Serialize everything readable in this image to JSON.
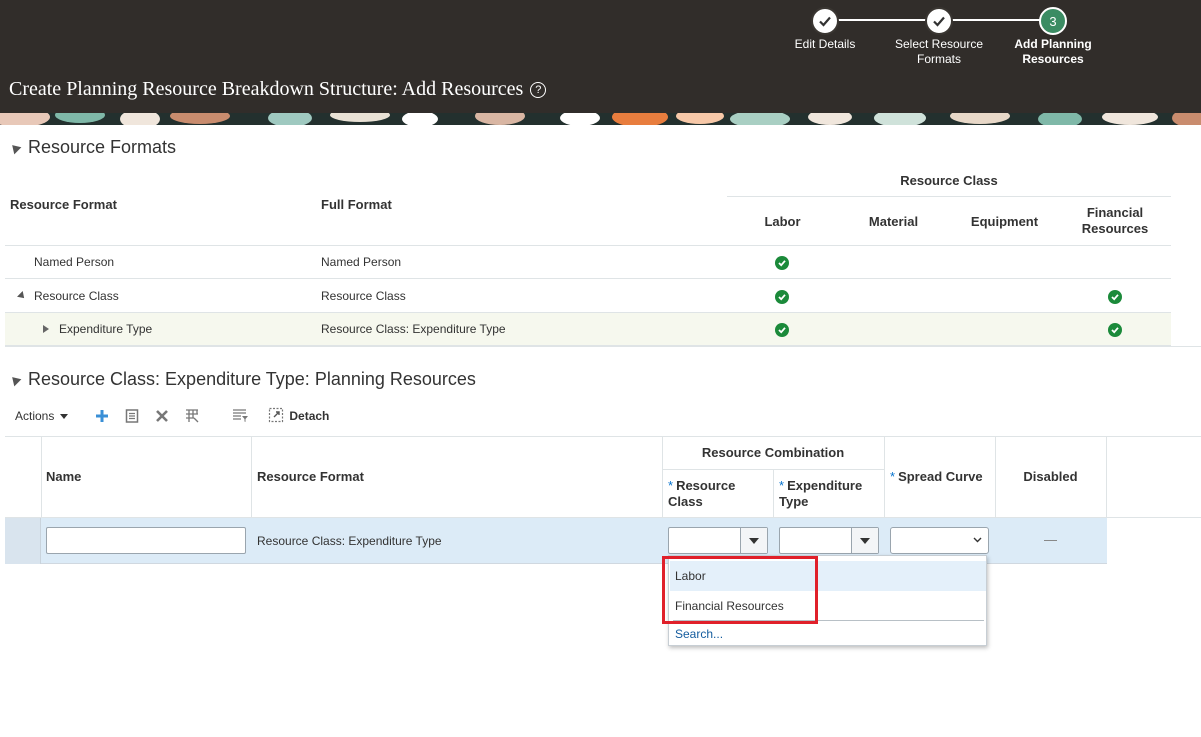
{
  "header": {
    "title": "Create Planning Resource Breakdown Structure: Add Resources",
    "help_icon": "question-circle-icon",
    "train": [
      {
        "label": "Edit Details",
        "state": "done",
        "icon": "check-icon"
      },
      {
        "label": "Select Resource Formats",
        "state": "done",
        "icon": "check-icon"
      },
      {
        "label": "Add Planning Resources",
        "state": "current",
        "number": "3"
      }
    ]
  },
  "resource_formats": {
    "heading": "Resource Formats",
    "columns": {
      "resource_format": "Resource Format",
      "full_format": "Full Format",
      "resource_class_group": "Resource Class",
      "labor": "Labor",
      "material": "Material",
      "equipment": "Equipment",
      "financial": "Financial Resources"
    },
    "rows": [
      {
        "format": "Named Person",
        "full": "Resource Class",
        "full_text": "Named Person",
        "labor": true,
        "material": false,
        "equipment": false,
        "financial": false
      },
      {
        "format": "Resource Class",
        "full_text": "Resource Class",
        "labor": true,
        "material": false,
        "equipment": false,
        "financial": true
      },
      {
        "format": "Expenditure Type",
        "full_text": "Resource Class: Expenditure Type",
        "labor": true,
        "material": false,
        "equipment": false,
        "financial": true
      }
    ]
  },
  "planning_resources": {
    "heading": "Resource Class: Expenditure Type: Planning Resources",
    "toolbar": {
      "actions_label": "Actions",
      "add_icon": "plus-icon",
      "edit_icon": "document-icon",
      "delete_icon": "x-icon",
      "freeze_icon": "freeze-columns-icon",
      "query_icon": "query-by-example-icon",
      "detach_icon": "detach-icon",
      "detach_label": "Detach"
    },
    "columns": {
      "name": "Name",
      "resource_format": "Resource Format",
      "resource_combination": "Resource Combination",
      "resource_class": "Resource Class",
      "expenditure_type": "Expenditure Type",
      "spread_curve": "Spread Curve",
      "disabled": "Disabled",
      "required_marker": "*"
    },
    "row": {
      "name_value": "",
      "resource_format": "Resource Class: Expenditure Type",
      "resource_class_value": "",
      "expenditure_type_value": "",
      "spread_curve_value": ""
    },
    "dropdown": {
      "options": [
        "Labor",
        "Financial Resources"
      ],
      "search_label": "Search..."
    }
  },
  "colors": {
    "header_bg": "#312d2a",
    "train_current": "#3b8c63",
    "check_green": "#1b8a3a",
    "highlight_red": "#e0202a",
    "row_selected": "#dcebf7"
  }
}
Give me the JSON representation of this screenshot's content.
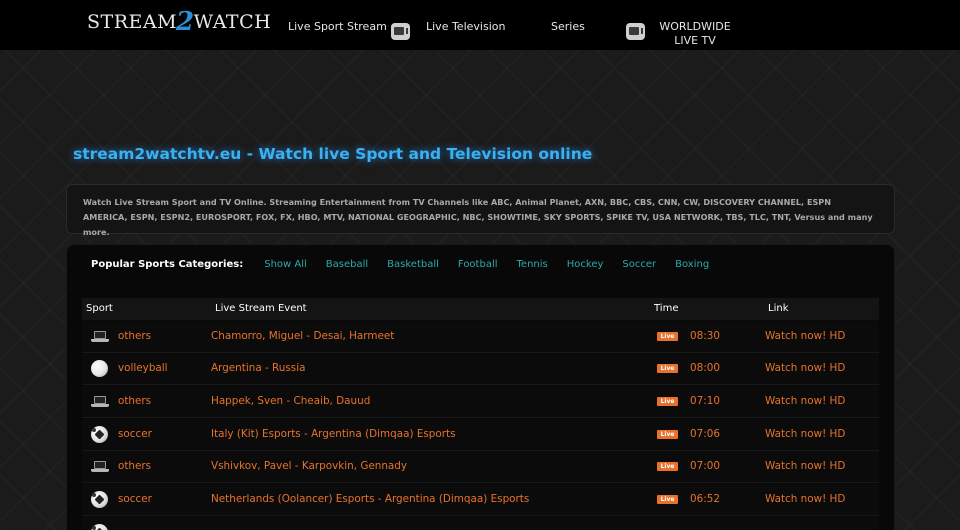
{
  "header": {
    "logo": {
      "part1": "Stream",
      "part2": "2",
      "part3": "Watch"
    },
    "nav": [
      {
        "label": "Live Sport Stream",
        "icon": null
      },
      {
        "label": "Live Television",
        "icon": "tv-icon"
      },
      {
        "label": "Series",
        "icon": null
      },
      {
        "label": "WORLDWIDE LIVE TV",
        "icon": "tv-icon"
      }
    ]
  },
  "main": {
    "title": "stream2watchtv.eu - Watch live Sport and Television online",
    "description": "Watch Live Stream Sport and TV Online. Streaming Entertainment from TV Channels like ABC, Animal Planet, AXN, BBC, CBS, CNN, CW, DISCOVERY CHANNEL, ESPN AMERICA, ESPN, ESPN2, EUROSPORT, FOX, FX, HBO, MTV, NATIONAL GEOGRAPHIC, NBC, SHOWTIME, SKY SPORTS, SPIKE TV, USA NETWORK, TBS, TLC, TNT, Versus and many more.",
    "categories_label": "Popular Sports Categories:",
    "categories": [
      "Show All",
      "Baseball",
      "Basketball",
      "Football",
      "Tennis",
      "Hockey",
      "Soccer",
      "Boxing"
    ],
    "table": {
      "headers": {
        "sport": "Sport",
        "event": "Live Stream Event",
        "time": "Time",
        "link": "Link"
      },
      "live_badge": "Live",
      "rows": [
        {
          "icon": "laptop-icon",
          "sport": "others",
          "event": "Chamorro, Miguel - Desai, Harmeet",
          "time": "08:30",
          "link": "Watch now! HD"
        },
        {
          "icon": "volleyball-icon",
          "sport": "volleyball",
          "event": "Argentina - Russia",
          "time": "08:00",
          "link": "Watch now! HD"
        },
        {
          "icon": "laptop-icon",
          "sport": "others",
          "event": "Happek, Sven - Cheaib, Dauud",
          "time": "07:10",
          "link": "Watch now! HD"
        },
        {
          "icon": "soccer-ball-icon",
          "sport": "soccer",
          "event": "Italy (Kit) Esports - Argentina (Dimqaa) Esports",
          "time": "07:06",
          "link": "Watch now! HD"
        },
        {
          "icon": "laptop-icon",
          "sport": "others",
          "event": "Vshivkov, Pavel - Karpovkin, Gennady",
          "time": "07:00",
          "link": "Watch now! HD"
        },
        {
          "icon": "soccer-ball-icon",
          "sport": "soccer",
          "event": "Netherlands (Oolancer) Esports - Argentina (Dimqaa) Esports",
          "time": "06:52",
          "link": "Watch now! HD"
        },
        {
          "icon": "soccer-ball-icon",
          "sport": "",
          "event": "",
          "time": "",
          "link": ""
        }
      ]
    }
  },
  "colors": {
    "accent_title": "#3ab1f0",
    "category_link": "#2fa8a8",
    "row_text": "#e8722c",
    "background": "#1b1b1b"
  }
}
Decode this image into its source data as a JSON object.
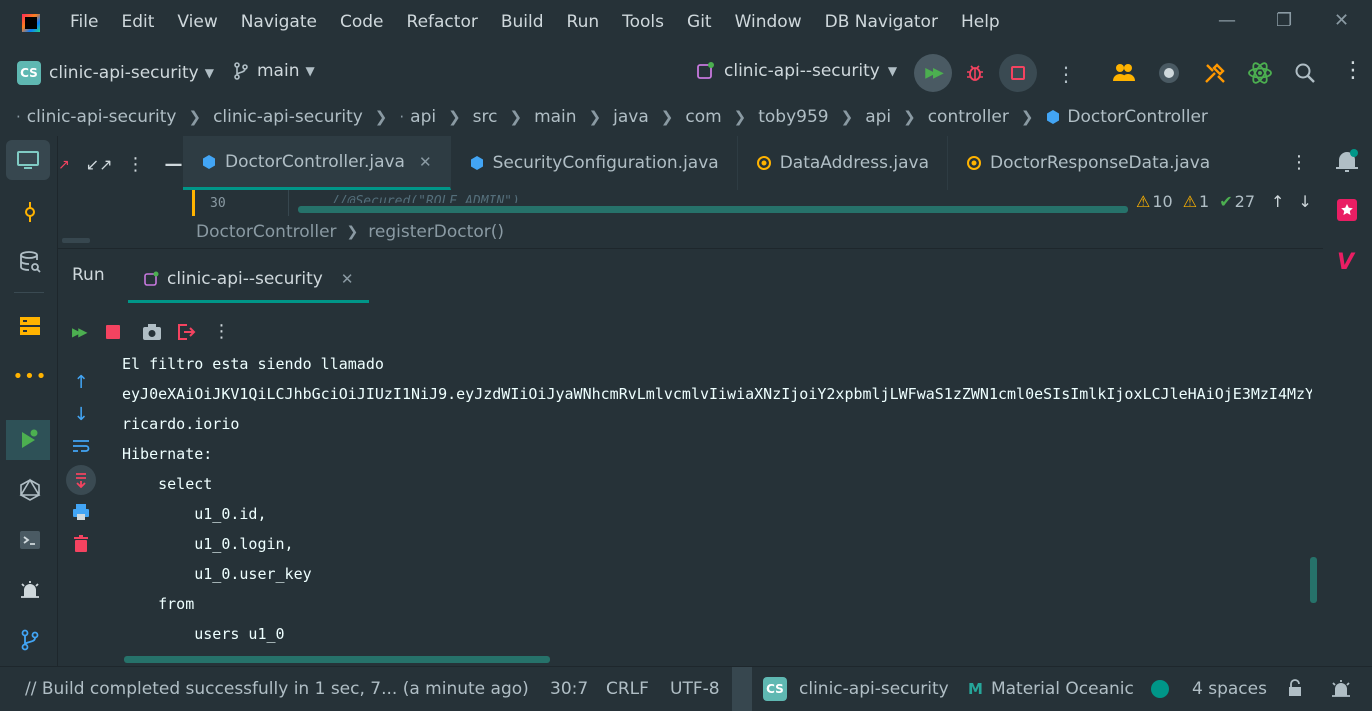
{
  "menu": {
    "items": [
      "File",
      "Edit",
      "View",
      "Navigate",
      "Code",
      "Refactor",
      "Build",
      "Run",
      "Tools",
      "Git",
      "Window",
      "DB Navigator",
      "Help"
    ]
  },
  "toolbar": {
    "project_badge": "CS",
    "project_name": "clinic-api-security",
    "branch": "main",
    "run_config": "clinic-api--security"
  },
  "breadcrumbs": [
    "clinic-api-security",
    "clinic-api-security",
    "api",
    "src",
    "main",
    "java",
    "com",
    "toby959",
    "api",
    "controller",
    "DoctorController"
  ],
  "editor": {
    "tabs": [
      {
        "label": "DoctorController.java",
        "active": true
      },
      {
        "label": "SecurityConfiguration.java",
        "active": false
      },
      {
        "label": "DataAddress.java",
        "active": false
      },
      {
        "label": "DoctorResponseData.java",
        "active": false
      }
    ],
    "line_number": "30",
    "code_fragment": "//@Secured(\"ROLE_ADMIN\")",
    "warnings": "10",
    "weak_warnings": "1",
    "typos": "27",
    "breadcrumb_class": "DoctorController",
    "breadcrumb_method": "registerDoctor()"
  },
  "run": {
    "title": "Run",
    "tab_label": "clinic-api--security",
    "console_lines": [
      "El filtro esta siendo llamado",
      "eyJ0eXAiOiJKV1QiLCJhbGciOiJIUzI1NiJ9.eyJzdWIiOiJyaWNhcmRvLmlvcmlvIiwiaXNzIjoiY2xpbmljLWFwaS1zZWN1cml0eSIsImlkIjoxLCJleHAiOjE3MzI4MzY",
      "ricardo.iorio",
      "Hibernate:",
      "    select",
      "        u1_0.id,",
      "        u1_0.login,",
      "        u1_0.user_key",
      "    from",
      "        users u1_0"
    ]
  },
  "status": {
    "build_message": "// Build completed successfully in 1 sec, 7... (a minute ago)",
    "position": "30:7",
    "line_ending": "CRLF",
    "encoding": "UTF-8",
    "project_badge": "CS",
    "project_name": "clinic-api-security",
    "theme": "Material Oceanic",
    "indent": "4 spaces"
  },
  "colors": {
    "background": "#263238",
    "accent": "#009688",
    "active_tab_bg": "#2e3c43",
    "stop_red": "#f44360",
    "run_green": "#4caf50",
    "badge_teal": "#5fb8b2"
  }
}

● ● ● ●

_Written instruction_: Look for lines containing the string "from" and copy them all.

_Problem solution_:
    "description": "Watch Live Stream Sport and TV Online. Streaming Entertainment from TV Channels like ABC, Animal Planet, AXN, BBC, CBS, CNN, CW, DISCOVERY CHANNEL, ESPN AMERICA, ESPN, ESPN2, EUROSPORT, FOX, FX, HBO, MTV, NATIONAL GEOGRAPHIC, NBC, SHOWTIME, SKY SPORTS, SPIKE TV, USA NETWORK, TBS, TLC, TNT, Versus and many more.",
      "    from",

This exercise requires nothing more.